Bercerita dengan kabar seperti ini boleh apabila tidak ditakutkan menyebabkan terjatuhnya seseorang ke dalam larangan, karena Nabi shallallaahu ‘alaihi wa sallam bersabda: “Sampaikanlah dariku walaupun satu ayat dan tidak mengapa kalian menceritakan tentang Bani Israil. Barangsiapa sengaja berdusta atas namaku maka hendaklah dia menyiapkan tempat duduknya di neraka.” (HR. Al-Bukhari)
Kebanyakan berita yang diriwayatkan dari Ahlul Kitab dalam hal ini tidak mempunyai manfaat untuk urusan agama, seperti penetuan warna anjing Ashhabul Kahfi dan yang lainnya.

Tugas Wajib.
1 – Jawablah pertanyaan berikut berdasarkan kutipan tentang kabar Bani Israil.
(a) Apa yang hendaknya disiapkan oleh orang yang sengaja berdusta atas nama Nabi?
(b) Siapa yang disebut meriwayatkan sabda Nabi tersebut?
(c) Apa contoh berita dari Ahlul Kitab yang disebut tidak bermanfaat untuk urusan agama?
2 – Kutip seluruh bagian kutipan tentang kabar Bani Israil, mulai dari "Kebanyakan berita yang" terus sampai "dan yang lainnya.".

Bagian Data.

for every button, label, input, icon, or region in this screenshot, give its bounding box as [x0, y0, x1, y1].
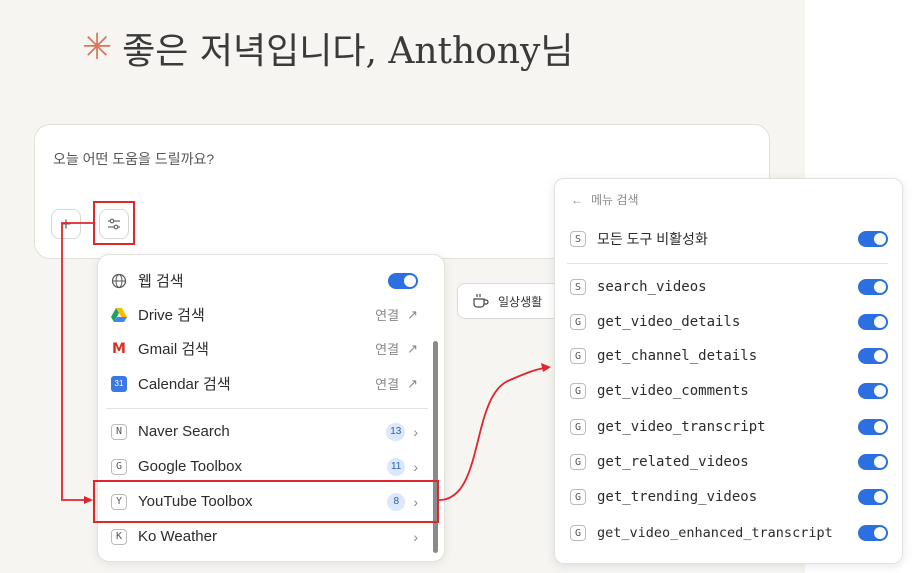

Hasil yang Diharapkan.
1 –
(a) Tempat duduknya di neraka.
(b) Al-Bukhari.
(c) Penentuan warna anjing Ashhabul Kahfi.

2 –
Kebanyakan berita yang diriwayatkan dari Ahlul Kitab dalam hal ini tidak mempunyai manfaat untuk urusan agama, seperti penetuan warna anjing Ashhabul Kahfi dan yang lainnya.